* Written problem:
Reproduce the items below, changing each occurrence of "radio-icon" to "radio-button" and leaving all other text unaltered.

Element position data
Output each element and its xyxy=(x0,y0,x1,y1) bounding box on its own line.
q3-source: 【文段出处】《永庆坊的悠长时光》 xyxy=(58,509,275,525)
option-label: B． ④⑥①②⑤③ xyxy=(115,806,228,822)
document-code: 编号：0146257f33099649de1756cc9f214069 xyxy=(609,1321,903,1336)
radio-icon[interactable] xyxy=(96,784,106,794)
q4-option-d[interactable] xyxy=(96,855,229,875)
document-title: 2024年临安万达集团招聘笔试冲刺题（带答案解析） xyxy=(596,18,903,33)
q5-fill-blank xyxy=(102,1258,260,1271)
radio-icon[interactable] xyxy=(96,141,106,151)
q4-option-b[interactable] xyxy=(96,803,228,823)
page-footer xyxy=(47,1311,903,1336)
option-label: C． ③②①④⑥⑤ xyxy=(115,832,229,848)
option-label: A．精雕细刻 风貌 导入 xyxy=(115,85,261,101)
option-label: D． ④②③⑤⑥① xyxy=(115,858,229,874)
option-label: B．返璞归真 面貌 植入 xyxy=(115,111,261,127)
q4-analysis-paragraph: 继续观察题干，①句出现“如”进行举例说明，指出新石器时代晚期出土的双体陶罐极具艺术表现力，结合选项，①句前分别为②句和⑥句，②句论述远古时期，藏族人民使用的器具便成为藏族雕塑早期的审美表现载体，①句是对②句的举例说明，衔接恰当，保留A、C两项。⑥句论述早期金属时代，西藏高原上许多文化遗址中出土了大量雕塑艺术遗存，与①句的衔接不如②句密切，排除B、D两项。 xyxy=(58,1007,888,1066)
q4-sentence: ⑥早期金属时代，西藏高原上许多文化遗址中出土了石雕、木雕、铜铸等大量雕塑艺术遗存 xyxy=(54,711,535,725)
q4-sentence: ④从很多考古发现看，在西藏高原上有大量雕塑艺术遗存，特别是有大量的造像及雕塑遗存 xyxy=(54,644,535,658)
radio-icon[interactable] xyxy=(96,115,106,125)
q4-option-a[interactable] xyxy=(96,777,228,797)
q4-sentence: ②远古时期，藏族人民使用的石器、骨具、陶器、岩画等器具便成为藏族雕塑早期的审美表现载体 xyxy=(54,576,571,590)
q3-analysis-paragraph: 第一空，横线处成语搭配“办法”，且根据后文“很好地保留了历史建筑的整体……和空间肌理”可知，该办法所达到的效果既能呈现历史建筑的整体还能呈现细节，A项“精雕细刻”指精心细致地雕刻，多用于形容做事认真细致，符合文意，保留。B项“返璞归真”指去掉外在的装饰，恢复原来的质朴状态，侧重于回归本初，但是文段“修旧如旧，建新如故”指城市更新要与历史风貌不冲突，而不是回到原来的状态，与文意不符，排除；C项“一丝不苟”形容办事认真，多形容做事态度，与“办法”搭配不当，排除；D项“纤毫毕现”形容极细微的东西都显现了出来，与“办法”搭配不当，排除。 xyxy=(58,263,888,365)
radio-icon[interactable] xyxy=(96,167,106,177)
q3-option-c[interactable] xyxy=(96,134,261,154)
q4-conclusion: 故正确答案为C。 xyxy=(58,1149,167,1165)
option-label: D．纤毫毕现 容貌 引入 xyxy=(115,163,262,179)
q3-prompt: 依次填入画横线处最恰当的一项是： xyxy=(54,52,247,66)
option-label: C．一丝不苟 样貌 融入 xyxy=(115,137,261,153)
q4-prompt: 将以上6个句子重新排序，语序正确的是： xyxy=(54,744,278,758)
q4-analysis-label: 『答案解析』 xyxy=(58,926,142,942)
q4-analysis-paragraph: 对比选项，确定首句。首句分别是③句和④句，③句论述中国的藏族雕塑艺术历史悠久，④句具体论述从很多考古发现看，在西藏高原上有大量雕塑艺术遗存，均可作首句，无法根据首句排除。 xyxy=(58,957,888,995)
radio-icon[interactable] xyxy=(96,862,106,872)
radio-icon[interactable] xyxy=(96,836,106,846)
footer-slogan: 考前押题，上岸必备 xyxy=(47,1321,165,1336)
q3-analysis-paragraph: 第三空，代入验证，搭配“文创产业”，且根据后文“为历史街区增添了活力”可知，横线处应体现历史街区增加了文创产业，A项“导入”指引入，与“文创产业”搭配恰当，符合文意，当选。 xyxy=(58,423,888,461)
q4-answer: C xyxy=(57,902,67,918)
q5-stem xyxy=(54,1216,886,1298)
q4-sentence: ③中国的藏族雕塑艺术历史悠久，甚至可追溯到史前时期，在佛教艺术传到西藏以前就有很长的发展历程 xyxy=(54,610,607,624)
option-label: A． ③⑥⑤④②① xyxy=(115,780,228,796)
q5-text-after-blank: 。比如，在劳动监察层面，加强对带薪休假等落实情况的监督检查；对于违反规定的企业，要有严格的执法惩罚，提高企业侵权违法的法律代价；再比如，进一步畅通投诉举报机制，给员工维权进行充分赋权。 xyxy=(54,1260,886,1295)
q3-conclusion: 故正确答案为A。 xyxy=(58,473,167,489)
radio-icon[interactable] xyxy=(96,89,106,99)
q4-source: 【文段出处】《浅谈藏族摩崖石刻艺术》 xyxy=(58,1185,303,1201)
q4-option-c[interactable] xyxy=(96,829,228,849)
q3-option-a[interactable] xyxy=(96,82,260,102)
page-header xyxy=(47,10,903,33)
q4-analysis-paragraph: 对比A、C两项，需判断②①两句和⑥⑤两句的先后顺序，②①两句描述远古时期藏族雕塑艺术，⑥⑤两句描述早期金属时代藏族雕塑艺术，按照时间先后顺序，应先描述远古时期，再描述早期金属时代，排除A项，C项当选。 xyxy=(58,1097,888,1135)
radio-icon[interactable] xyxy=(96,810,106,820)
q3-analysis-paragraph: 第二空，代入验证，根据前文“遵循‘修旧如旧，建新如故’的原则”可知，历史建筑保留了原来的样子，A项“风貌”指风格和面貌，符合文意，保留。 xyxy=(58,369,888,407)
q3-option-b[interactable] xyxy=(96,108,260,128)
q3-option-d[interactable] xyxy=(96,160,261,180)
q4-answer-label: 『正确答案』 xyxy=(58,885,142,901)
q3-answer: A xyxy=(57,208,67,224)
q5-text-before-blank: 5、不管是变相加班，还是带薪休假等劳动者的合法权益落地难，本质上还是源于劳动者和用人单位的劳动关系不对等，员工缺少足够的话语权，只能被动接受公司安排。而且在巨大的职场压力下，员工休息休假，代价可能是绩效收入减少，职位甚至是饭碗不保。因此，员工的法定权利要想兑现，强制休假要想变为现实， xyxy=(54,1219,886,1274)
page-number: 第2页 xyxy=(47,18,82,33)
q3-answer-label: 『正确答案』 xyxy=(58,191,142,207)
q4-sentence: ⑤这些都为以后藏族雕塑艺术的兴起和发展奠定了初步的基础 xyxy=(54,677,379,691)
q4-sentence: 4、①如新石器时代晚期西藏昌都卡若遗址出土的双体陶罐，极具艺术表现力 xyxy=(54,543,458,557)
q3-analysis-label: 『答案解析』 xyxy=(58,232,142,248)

* Task answer:
Output each element and its xyxy=(x0,y0,x1,y1) bounding box on its own line.
q3-source: 【文段出处】《永庆坊的悠长时光》 xyxy=(58,509,275,525)
option-label: B． ④⑥①②⑤③ xyxy=(115,806,228,822)
document-code: 编号：0146257f33099649de1756cc9f214069 xyxy=(609,1321,903,1336)
radio-button[interactable] xyxy=(96,784,106,794)
q4-option-d[interactable] xyxy=(96,855,229,875)
document-title: 2024年临安万达集团招聘笔试冲刺题（带答案解析） xyxy=(596,18,903,33)
q5-fill-blank xyxy=(102,1258,260,1271)
radio-button[interactable] xyxy=(96,141,106,151)
q4-option-b[interactable] xyxy=(96,803,228,823)
page-footer xyxy=(47,1311,903,1336)
option-label: C． ③②①④⑥⑤ xyxy=(115,832,229,848)
option-label: A．精雕细刻 风貌 导入 xyxy=(115,85,261,101)
option-label: D． ④②③⑤⑥① xyxy=(115,858,229,874)
option-label: B．返璞归真 面貌 植入 xyxy=(115,111,261,127)
q4-analysis-paragraph: 继续观察题干，①句出现“如”进行举例说明，指出新石器时代晚期出土的双体陶罐极具艺术表现力，结合选项，①句前分别为②句和⑥句，②句论述远古时期，藏族人民使用的器具便成为藏族雕塑早期的审美表现载体，①句是对②句的举例说明，衔接恰当，保留A、C两项。⑥句论述早期金属时代，西藏高原上许多文化遗址中出土了大量雕塑艺术遗存，与①句的衔接不如②句密切，排除B、D两项。 xyxy=(58,1007,888,1066)
q4-sentence: ⑥早期金属时代，西藏高原上许多文化遗址中出土了石雕、木雕、铜铸等大量雕塑艺术遗存 xyxy=(54,711,535,725)
q4-sentence: ④从很多考古发现看，在西藏高原上有大量雕塑艺术遗存，特别是有大量的造像及雕塑遗存 xyxy=(54,644,535,658)
radio-button[interactable] xyxy=(96,115,106,125)
q4-option-a[interactable] xyxy=(96,777,228,797)
q4-sentence: ②远古时期，藏族人民使用的石器、骨具、陶器、岩画等器具便成为藏族雕塑早期的审美表现载体 xyxy=(54,576,571,590)
q3-analysis-paragraph: 第一空，横线处成语搭配“办法”，且根据后文“很好地保留了历史建筑的整体……和空间肌理”可知，该办法所达到的效果既能呈现历史建筑的整体还能呈现细节，A项“精雕细刻”指精心细致地雕刻，多用于形容做事认真细致，符合文意，保留。B项“返璞归真”指去掉外在的装饰，恢复原来的质朴状态，侧重于回归本初，但是文段“修旧如旧，建新如故”指城市更新要与历史风貌不冲突，而不是回到原来的状态，与文意不符，排除；C项“一丝不苟”形容办事认真，多形容做事态度，与“办法”搭配不当，排除；D项“纤毫毕现”形容极细微的东西都显现了出来，与“办法”搭配不当，排除。 xyxy=(58,263,888,365)
radio-button[interactable] xyxy=(96,167,106,177)
q3-option-c[interactable] xyxy=(96,134,261,154)
q4-conclusion: 故正确答案为C。 xyxy=(58,1149,167,1165)
option-label: D．纤毫毕现 容貌 引入 xyxy=(115,163,262,179)
q3-prompt: 依次填入画横线处最恰当的一项是： xyxy=(54,52,247,66)
option-label: C．一丝不苟 样貌 融入 xyxy=(115,137,261,153)
q4-prompt: 将以上6个句子重新排序，语序正确的是： xyxy=(54,744,278,758)
q4-analysis-label: 『答案解析』 xyxy=(58,926,142,942)
q4-analysis-paragraph: 对比选项，确定首句。首句分别是③句和④句，③句论述中国的藏族雕塑艺术历史悠久，④句具体论述从很多考古发现看，在西藏高原上有大量雕塑艺术遗存，均可作首句，无法根据首句排除。 xyxy=(58,957,888,995)
radio-button[interactable] xyxy=(96,862,106,872)
radio-button[interactable] xyxy=(96,836,106,846)
footer-slogan: 考前押题，上岸必备 xyxy=(47,1321,165,1336)
q3-analysis-paragraph: 第三空，代入验证，搭配“文创产业”，且根据后文“为历史街区增添了活力”可知，横线处应体现历史街区增加了文创产业，A项“导入”指引入，与“文创产业”搭配恰当，符合文意，当选。 xyxy=(58,423,888,461)
q4-answer: C xyxy=(57,902,67,918)
q5-stem xyxy=(54,1216,886,1298)
q4-sentence: ③中国的藏族雕塑艺术历史悠久，甚至可追溯到史前时期，在佛教艺术传到西藏以前就有很长的发展历程 xyxy=(54,610,607,624)
option-label: A． ③⑥⑤④②① xyxy=(115,780,228,796)
q5-text-after-blank: 。比如，在劳动监察层面，加强对带薪休假等落实情况的监督检查；对于违反规定的企业，要有严格的执法惩罚，提高企业侵权违法的法律代价；再比如，进一步畅通投诉举报机制，给员工维权进行充分赋权。 xyxy=(54,1260,886,1295)
q3-conclusion: 故正确答案为A。 xyxy=(58,473,167,489)
radio-button[interactable] xyxy=(96,89,106,99)
q4-source: 【文段出处】《浅谈藏族摩崖石刻艺术》 xyxy=(58,1185,303,1201)
q4-option-c[interactable] xyxy=(96,829,228,849)
q3-option-a[interactable] xyxy=(96,82,260,102)
page-header xyxy=(47,10,903,33)
q4-analysis-paragraph: 对比A、C两项，需判断②①两句和⑥⑤两句的先后顺序，②①两句描述远古时期藏族雕塑艺术，⑥⑤两句描述早期金属时代藏族雕塑艺术，按照时间先后顺序，应先描述远古时期，再描述早期金属时代，排除A项，C项当选。 xyxy=(58,1097,888,1135)
radio-button[interactable] xyxy=(96,810,106,820)
q3-analysis-paragraph: 第二空，代入验证，根据前文“遵循‘修旧如旧，建新如故’的原则”可知，历史建筑保留了原来的样子，A项“风貌”指风格和面貌，符合文意，保留。 xyxy=(58,369,888,407)
q3-option-b[interactable] xyxy=(96,108,260,128)
q3-option-d[interactable] xyxy=(96,160,261,180)
q4-answer-label: 『正确答案』 xyxy=(58,885,142,901)
q3-answer: A xyxy=(57,208,67,224)
q5-text-before-blank: 5、不管是变相加班，还是带薪休假等劳动者的合法权益落地难，本质上还是源于劳动者和用人单位的劳动关系不对等，员工缺少足够的话语权，只能被动接受公司安排。而且在巨大的职场压力下，员工休息休假，代价可能是绩效收入减少，职位甚至是饭碗不保。因此，员工的法定权利要想兑现，强制休假要想变为现实， xyxy=(54,1219,886,1274)
page-number: 第2页 xyxy=(47,18,82,33)
q3-answer-label: 『正确答案』 xyxy=(58,191,142,207)
q4-sentence: ⑤这些都为以后藏族雕塑艺术的兴起和发展奠定了初步的基础 xyxy=(54,677,379,691)
q4-sentence: 4、①如新石器时代晚期西藏昌都卡若遗址出土的双体陶罐，极具艺术表现力 xyxy=(54,543,458,557)
q3-analysis-label: 『答案解析』 xyxy=(58,232,142,248)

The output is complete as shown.